▸ WHAT THE TASK ASKS
In the records below, tally every line containing "residuals". Report only the total.

>> Begin PROVIDED RECORDS

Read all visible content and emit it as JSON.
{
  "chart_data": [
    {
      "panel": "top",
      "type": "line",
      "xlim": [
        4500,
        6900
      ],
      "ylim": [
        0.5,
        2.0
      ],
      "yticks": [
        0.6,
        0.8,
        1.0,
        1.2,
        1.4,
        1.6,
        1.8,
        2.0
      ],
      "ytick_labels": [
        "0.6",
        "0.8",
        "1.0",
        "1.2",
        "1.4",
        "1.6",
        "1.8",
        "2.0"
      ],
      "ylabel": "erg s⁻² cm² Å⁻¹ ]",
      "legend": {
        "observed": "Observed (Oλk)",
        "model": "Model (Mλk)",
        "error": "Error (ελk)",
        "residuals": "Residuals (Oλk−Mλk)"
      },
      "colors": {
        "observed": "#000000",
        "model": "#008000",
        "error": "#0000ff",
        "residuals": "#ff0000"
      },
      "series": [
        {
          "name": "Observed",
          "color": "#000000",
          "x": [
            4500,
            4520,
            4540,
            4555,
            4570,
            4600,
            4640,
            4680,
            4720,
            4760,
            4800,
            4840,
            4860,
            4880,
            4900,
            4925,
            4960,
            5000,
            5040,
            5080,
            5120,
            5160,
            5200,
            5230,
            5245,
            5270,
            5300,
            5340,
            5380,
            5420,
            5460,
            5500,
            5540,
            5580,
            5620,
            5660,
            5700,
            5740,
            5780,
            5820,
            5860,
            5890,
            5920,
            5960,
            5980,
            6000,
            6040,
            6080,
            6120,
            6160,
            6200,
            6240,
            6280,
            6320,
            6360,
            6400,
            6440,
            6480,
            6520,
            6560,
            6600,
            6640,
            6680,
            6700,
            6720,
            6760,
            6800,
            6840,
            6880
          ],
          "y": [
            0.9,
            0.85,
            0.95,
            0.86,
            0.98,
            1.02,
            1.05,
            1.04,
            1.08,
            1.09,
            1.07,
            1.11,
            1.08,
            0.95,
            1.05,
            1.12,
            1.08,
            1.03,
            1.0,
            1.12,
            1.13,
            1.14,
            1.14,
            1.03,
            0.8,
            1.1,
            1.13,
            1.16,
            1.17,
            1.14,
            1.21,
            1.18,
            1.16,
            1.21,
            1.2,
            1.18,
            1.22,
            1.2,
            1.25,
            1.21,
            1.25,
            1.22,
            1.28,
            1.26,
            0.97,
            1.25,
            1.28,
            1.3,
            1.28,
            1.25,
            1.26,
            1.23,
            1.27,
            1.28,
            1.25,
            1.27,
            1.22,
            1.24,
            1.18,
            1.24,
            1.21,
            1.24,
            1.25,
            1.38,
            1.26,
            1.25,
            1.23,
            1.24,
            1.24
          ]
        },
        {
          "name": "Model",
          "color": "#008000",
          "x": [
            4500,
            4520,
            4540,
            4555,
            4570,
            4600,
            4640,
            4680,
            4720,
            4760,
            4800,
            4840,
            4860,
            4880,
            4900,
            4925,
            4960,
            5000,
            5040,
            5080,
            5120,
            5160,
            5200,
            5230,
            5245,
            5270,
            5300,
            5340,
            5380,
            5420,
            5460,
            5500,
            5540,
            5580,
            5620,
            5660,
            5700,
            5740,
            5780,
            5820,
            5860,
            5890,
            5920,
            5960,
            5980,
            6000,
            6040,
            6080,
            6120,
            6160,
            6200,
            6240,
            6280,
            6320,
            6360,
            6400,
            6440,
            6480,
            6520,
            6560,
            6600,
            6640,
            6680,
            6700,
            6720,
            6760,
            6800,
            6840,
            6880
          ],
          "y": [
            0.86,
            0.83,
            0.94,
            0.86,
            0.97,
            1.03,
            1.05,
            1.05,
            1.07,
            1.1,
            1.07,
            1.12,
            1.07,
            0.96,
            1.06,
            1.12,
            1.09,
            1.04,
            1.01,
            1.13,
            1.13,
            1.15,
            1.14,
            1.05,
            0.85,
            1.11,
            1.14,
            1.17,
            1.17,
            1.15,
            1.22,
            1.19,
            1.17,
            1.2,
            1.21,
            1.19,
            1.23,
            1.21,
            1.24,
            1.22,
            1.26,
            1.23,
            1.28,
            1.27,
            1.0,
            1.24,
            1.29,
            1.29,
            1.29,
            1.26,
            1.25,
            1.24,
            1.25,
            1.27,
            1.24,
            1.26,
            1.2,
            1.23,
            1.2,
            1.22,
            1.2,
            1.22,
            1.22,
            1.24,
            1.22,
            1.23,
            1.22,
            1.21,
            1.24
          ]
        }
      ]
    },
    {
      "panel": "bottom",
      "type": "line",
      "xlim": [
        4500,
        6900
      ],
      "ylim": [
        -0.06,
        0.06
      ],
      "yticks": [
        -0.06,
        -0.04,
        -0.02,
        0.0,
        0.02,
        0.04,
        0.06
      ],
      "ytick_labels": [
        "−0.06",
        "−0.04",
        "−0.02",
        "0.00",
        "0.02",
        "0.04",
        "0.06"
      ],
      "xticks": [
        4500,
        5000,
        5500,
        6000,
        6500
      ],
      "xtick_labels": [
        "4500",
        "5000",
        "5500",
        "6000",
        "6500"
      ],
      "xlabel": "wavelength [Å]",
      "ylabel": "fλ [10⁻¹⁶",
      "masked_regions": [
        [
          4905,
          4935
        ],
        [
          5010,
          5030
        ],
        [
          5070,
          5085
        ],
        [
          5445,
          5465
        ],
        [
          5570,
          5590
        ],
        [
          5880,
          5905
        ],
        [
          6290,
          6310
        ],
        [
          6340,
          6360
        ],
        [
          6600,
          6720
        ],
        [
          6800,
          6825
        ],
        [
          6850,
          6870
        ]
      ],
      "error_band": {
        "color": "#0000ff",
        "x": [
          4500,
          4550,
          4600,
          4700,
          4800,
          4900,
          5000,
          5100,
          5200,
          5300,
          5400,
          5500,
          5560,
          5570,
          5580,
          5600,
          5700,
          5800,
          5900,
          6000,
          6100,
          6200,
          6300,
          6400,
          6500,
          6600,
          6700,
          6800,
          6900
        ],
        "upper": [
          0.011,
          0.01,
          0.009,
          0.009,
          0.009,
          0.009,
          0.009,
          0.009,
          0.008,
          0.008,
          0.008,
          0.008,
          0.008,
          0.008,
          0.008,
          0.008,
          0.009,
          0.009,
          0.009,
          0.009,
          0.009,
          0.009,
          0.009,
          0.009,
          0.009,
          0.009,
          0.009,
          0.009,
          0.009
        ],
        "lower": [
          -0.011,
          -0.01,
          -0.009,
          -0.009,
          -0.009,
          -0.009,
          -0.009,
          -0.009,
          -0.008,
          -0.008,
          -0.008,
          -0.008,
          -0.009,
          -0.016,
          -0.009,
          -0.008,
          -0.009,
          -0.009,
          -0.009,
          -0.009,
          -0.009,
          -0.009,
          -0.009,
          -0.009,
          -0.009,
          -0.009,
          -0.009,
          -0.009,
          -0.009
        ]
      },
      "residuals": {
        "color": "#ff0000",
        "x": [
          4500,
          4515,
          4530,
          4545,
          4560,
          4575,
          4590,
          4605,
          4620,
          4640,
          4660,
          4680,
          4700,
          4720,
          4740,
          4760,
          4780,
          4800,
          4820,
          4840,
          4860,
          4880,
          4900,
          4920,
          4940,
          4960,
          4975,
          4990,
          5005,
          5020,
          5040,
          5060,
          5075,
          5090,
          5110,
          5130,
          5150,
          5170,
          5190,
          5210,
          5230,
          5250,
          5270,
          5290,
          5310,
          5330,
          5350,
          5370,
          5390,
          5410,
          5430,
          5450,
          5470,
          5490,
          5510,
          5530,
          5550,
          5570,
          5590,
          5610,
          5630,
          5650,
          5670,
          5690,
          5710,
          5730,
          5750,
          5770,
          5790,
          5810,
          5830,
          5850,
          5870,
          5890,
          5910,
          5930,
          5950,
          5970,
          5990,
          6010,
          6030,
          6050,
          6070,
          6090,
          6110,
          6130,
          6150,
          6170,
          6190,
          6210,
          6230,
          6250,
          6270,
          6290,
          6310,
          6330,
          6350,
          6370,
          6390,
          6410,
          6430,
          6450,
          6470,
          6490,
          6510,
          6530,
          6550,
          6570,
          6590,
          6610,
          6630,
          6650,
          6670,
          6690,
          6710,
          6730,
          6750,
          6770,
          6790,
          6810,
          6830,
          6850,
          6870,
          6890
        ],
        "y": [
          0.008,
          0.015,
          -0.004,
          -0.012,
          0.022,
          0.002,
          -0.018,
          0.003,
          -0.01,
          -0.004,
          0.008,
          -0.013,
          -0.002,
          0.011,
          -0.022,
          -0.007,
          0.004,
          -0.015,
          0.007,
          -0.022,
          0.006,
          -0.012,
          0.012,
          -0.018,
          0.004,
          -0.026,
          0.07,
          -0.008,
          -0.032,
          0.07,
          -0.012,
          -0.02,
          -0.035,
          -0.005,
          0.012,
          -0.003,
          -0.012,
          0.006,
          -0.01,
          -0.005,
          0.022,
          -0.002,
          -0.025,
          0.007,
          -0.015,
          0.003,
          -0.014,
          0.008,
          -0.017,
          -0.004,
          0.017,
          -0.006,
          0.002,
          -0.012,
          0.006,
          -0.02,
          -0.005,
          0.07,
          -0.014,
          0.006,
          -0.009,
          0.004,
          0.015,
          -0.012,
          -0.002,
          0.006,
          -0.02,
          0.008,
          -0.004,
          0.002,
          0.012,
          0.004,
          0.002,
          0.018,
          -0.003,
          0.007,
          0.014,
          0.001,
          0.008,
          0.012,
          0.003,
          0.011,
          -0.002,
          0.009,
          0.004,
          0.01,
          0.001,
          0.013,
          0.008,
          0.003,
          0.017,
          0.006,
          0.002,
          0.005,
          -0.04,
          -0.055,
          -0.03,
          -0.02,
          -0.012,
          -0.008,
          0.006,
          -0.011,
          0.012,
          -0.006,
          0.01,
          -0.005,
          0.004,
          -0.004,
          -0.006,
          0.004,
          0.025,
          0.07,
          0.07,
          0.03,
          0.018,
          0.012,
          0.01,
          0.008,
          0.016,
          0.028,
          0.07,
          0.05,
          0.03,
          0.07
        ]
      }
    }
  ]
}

>> End PROVIDED RECORDS

▸ TASK RESPONSE
3